• _Dataset records_
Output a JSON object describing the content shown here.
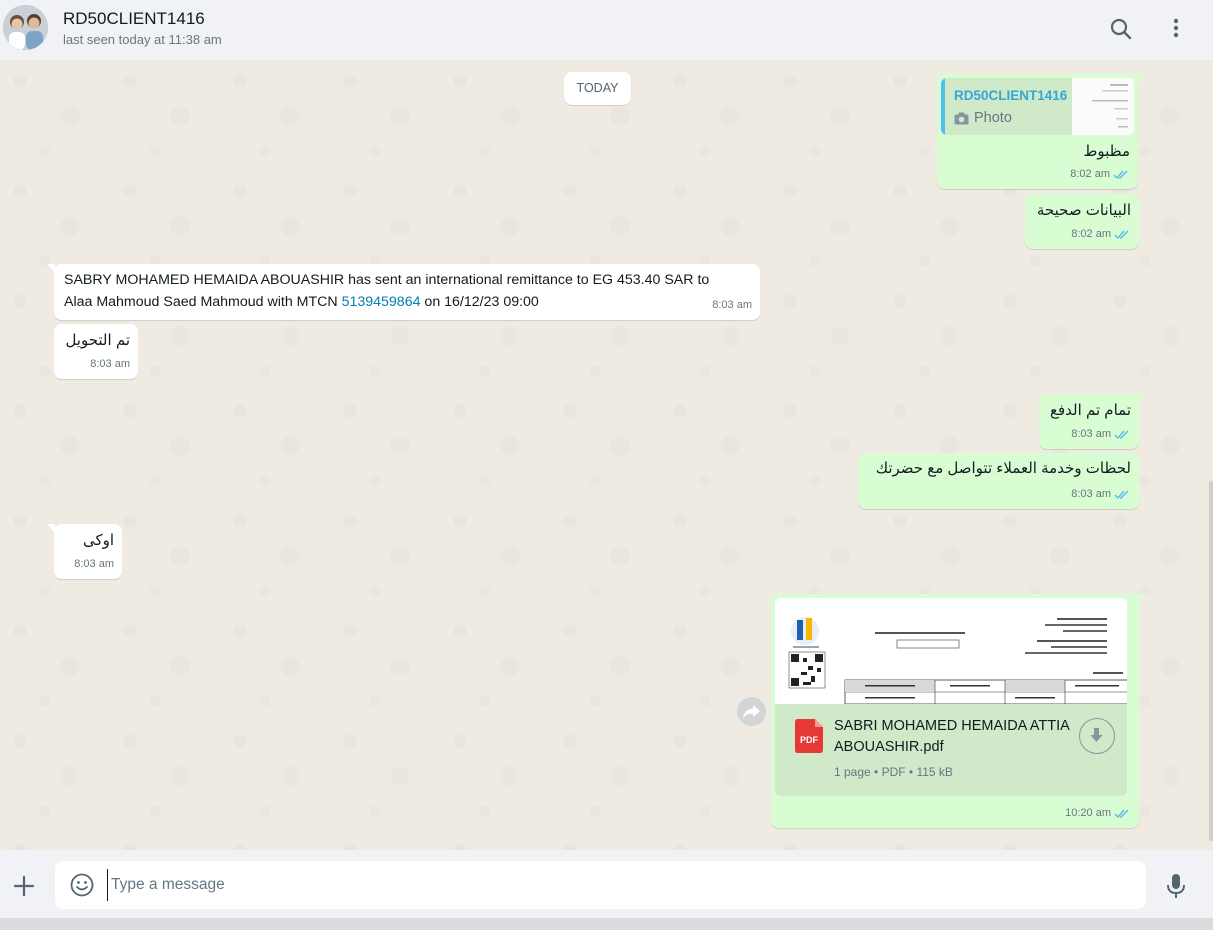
{
  "header": {
    "contact_name": "RD50CLIENT1416",
    "status": "last seen today at 11:38 am",
    "search_icon": "search-icon",
    "menu_icon": "kebab-menu-icon"
  },
  "chat": {
    "date_divider": "TODAY",
    "messages": [
      {
        "direction": "out",
        "quote_author": "RD50CLIENT1416",
        "quote_type": "Photo",
        "text": "مظبوط",
        "time": "8:02 am",
        "status": "read"
      },
      {
        "direction": "out",
        "text": "البيانات صحيحة",
        "time": "8:02 am",
        "status": "read"
      },
      {
        "direction": "in",
        "text_line1": "SABRY MOHAMED HEMAIDA ABOUASHIR has sent an international remittance to EG 453.40 SAR to",
        "text_line2_prefix": "Alaa Mahmoud Saed Mahmoud with MTCN ",
        "mtcn": "5139459864",
        "text_line2_suffix": " on 16/12/23 09:00",
        "time": "8:03 am"
      },
      {
        "direction": "in",
        "text": "تم التحويل",
        "time": "8:03 am"
      },
      {
        "direction": "out",
        "text": "تمام تم الدفع",
        "time": "8:03 am",
        "status": "read"
      },
      {
        "direction": "out",
        "text": "لحظات وخدمة العملاء تتواصل مع حضرتك",
        "time": "8:03 am",
        "status": "read"
      },
      {
        "direction": "in",
        "text": "اوكى",
        "time": "8:03 am"
      },
      {
        "direction": "out",
        "type": "document",
        "file_name": "SABRI MOHAMED HEMAIDA ATTIA ABOUASHIR.pdf",
        "file_info": "1 page • PDF • 115 kB",
        "file_badge": "PDF",
        "time": "10:20 am",
        "status": "read"
      }
    ]
  },
  "composer": {
    "placeholder": "Type a message"
  },
  "colors": {
    "outgoing_bubble": "#d9fdd3",
    "incoming_bubble": "#ffffff",
    "read_ticks": "#53bdeb",
    "link": "#027eb5",
    "chat_background": "#efeae2"
  }
}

• _Aim of the task_
Leave out the pictures and copy the rest of the material above exactly.

• _Output of the exercise_
Output a JSON object describing the content shown here.
{
  "header": {
    "contact_name": "RD50CLIENT1416",
    "status": "last seen today at 11:38 am",
    "search_icon": "search-icon",
    "menu_icon": "kebab-menu-icon"
  },
  "chat": {
    "date_divider": "TODAY",
    "messages": [
      {
        "direction": "out",
        "quote_author": "RD50CLIENT1416",
        "quote_type": "Photo",
        "text": "مظبوط",
        "time": "8:02 am",
        "status": "read"
      },
      {
        "direction": "out",
        "text": "البيانات صحيحة",
        "time": "8:02 am",
        "status": "read"
      },
      {
        "direction": "in",
        "text_line1": "SABRY MOHAMED HEMAIDA ABOUASHIR has sent an international remittance to EG 453.40 SAR to",
        "text_line2_prefix": "Alaa Mahmoud Saed Mahmoud with MTCN ",
        "mtcn": "5139459864",
        "text_line2_suffix": " on 16/12/23 09:00",
        "time": "8:03 am"
      },
      {
        "direction": "in",
        "text": "تم التحويل",
        "time": "8:03 am"
      },
      {
        "direction": "out",
        "text": "تمام تم الدفع",
        "time": "8:03 am",
        "status": "read"
      },
      {
        "direction": "out",
        "text": "لحظات وخدمة العملاء تتواصل مع حضرتك",
        "time": "8:03 am",
        "status": "read"
      },
      {
        "direction": "in",
        "text": "اوكى",
        "time": "8:03 am"
      },
      {
        "direction": "out",
        "type": "document",
        "file_name": "SABRI MOHAMED HEMAIDA ATTIA ABOUASHIR.pdf",
        "file_info": "1 page • PDF • 115 kB",
        "file_badge": "PDF",
        "time": "10:20 am",
        "status": "read"
      }
    ]
  },
  "composer": {
    "placeholder": "Type a message"
  },
  "colors": {
    "outgoing_bubble": "#d9fdd3",
    "incoming_bubble": "#ffffff",
    "read_ticks": "#53bdeb",
    "link": "#027eb5",
    "chat_background": "#efeae2"
  }
}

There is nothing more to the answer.